Data rows:
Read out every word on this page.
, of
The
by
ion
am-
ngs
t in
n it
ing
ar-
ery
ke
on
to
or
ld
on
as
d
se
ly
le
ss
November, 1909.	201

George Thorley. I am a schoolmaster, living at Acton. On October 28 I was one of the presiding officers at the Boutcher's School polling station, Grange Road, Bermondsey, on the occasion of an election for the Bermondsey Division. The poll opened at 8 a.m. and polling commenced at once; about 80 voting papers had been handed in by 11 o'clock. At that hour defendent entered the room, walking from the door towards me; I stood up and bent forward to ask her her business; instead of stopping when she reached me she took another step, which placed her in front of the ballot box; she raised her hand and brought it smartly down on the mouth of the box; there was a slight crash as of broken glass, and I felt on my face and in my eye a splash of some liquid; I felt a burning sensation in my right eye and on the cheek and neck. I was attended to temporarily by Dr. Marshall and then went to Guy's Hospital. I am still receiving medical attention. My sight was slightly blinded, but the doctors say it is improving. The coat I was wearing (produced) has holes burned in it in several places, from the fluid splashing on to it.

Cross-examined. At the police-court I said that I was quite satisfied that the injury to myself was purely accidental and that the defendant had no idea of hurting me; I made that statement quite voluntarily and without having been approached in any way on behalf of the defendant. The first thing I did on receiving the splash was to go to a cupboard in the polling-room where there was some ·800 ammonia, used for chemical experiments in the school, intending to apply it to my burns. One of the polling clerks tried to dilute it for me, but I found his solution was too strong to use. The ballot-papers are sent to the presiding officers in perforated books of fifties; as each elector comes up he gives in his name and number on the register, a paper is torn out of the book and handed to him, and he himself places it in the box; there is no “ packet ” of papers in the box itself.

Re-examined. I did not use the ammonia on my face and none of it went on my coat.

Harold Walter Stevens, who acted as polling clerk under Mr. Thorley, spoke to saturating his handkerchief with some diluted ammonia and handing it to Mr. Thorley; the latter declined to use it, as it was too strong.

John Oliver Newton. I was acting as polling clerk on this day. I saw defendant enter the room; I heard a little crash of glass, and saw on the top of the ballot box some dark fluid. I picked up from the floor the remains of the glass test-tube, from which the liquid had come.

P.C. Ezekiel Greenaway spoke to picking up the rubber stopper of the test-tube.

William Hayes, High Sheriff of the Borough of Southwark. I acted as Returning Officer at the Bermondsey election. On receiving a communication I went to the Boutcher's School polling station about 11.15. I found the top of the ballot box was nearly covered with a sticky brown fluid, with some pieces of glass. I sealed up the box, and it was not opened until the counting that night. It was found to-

Aim: All of the records must be retyped exactly as they are.

Task answer:
Read out every word on this page.
, of
The
by
ion
am-
ngs
t in
n it
ing
ar-
ery
ke
on
to
or
ld
on
as
d
se
ly
le
ss
November, 1909.	201

George Thorley. I am a schoolmaster, living at Acton. On October 28 I was one of the presiding officers at the Boutcher's School polling station, Grange Road, Bermondsey, on the occasion of an election for the Bermondsey Division. The poll opened at 8 a.m. and polling commenced at once; about 80 voting papers had been handed in by 11 o'clock. At that hour defendent entered the room, walking from the door towards me; I stood up and bent forward to ask her her business; instead of stopping when she reached me she took another step, which placed her in front of the ballot box; she raised her hand and brought it smartly down on the mouth of the box; there was a slight crash as of broken glass, and I felt on my face and in my eye a splash of some liquid; I felt a burning sensation in my right eye and on the cheek and neck. I was attended to temporarily by Dr. Marshall and then went to Guy's Hospital. I am still receiving medical attention. My sight was slightly blinded, but the doctors say it is improving. The coat I was wearing (produced) has holes burned in it in several places, from the fluid splashing on to it.

Cross-examined. At the police-court I said that I was quite satisfied that the injury to myself was purely accidental and that the defendant had no idea of hurting me; I made that statement quite voluntarily and without having been approached in any way on behalf of the defendant. The first thing I did on receiving the splash was to go to a cupboard in the polling-room where there was some ·800 ammonia, used for chemical experiments in the school, intending to apply it to my burns. One of the polling clerks tried to dilute it for me, but I found his solution was too strong to use. The ballot-papers are sent to the presiding officers in perforated books of fifties; as each elector comes up he gives in his name and number on the register, a paper is torn out of the book and handed to him, and he himself places it in the box; there is no “ packet ” of papers in the box itself.

Re-examined. I did not use the ammonia on my face and none of it went on my coat.

Harold Walter Stevens, who acted as polling clerk under Mr. Thorley, spoke to saturating his handkerchief with some diluted ammonia and handing it to Mr. Thorley; the latter declined to use it, as it was too strong.

John Oliver Newton. I was acting as polling clerk on this day. I saw defendant enter the room; I heard a little crash of glass, and saw on the top of the ballot box some dark fluid. I picked up from the floor the remains of the glass test-tube, from which the liquid had come.

P.C. Ezekiel Greenaway spoke to picking up the rubber stopper of the test-tube.

William Hayes, High Sheriff of the Borough of Southwark. I acted as Returning Officer at the Bermondsey election. On receiving a communication I went to the Boutcher's School polling station about 11.15. I found the top of the ballot box was nearly covered with a sticky brown fluid, with some pieces of glass. I sealed up the box, and it was not opened until the counting that night. It was found to-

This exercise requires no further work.